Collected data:

(begin)

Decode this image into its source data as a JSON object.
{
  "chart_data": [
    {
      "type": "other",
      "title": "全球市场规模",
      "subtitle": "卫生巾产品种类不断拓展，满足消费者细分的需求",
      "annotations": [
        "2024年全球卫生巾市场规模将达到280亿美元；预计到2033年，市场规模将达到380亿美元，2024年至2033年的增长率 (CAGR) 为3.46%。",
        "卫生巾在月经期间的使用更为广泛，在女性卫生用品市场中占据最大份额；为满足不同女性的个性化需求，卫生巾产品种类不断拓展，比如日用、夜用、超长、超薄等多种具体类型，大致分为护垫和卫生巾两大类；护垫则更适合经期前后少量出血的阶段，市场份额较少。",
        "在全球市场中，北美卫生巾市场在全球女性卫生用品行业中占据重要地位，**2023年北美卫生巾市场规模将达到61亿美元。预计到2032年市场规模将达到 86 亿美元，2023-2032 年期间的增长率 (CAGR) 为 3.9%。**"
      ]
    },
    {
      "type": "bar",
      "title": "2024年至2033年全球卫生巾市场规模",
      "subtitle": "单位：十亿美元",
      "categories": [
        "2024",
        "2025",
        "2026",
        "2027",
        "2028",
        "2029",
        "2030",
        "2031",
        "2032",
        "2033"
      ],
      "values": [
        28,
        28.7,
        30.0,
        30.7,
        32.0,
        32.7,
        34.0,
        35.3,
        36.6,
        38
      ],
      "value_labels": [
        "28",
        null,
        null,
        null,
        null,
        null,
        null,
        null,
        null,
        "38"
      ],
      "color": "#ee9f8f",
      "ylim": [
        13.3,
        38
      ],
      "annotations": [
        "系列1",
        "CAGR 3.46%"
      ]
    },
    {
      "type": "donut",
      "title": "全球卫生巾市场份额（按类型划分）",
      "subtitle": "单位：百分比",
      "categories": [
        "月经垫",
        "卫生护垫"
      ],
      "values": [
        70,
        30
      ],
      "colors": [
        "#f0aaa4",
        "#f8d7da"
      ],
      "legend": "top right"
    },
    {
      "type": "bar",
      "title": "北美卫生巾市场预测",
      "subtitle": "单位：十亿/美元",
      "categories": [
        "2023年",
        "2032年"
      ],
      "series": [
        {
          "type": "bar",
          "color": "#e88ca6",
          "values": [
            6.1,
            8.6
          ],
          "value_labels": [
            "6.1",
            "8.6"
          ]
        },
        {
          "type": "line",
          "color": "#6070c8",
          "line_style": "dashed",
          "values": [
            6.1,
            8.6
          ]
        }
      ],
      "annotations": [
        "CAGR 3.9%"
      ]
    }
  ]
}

(end)

GIVEN INSTRUCTION: Take every line from the data above that holds "type" and copy it out.

THE SOLUTION:
      "type": "other",
      "type": "bar",
      "type": "donut",
      "type": "bar",
          "type": "bar",
          "type": "line",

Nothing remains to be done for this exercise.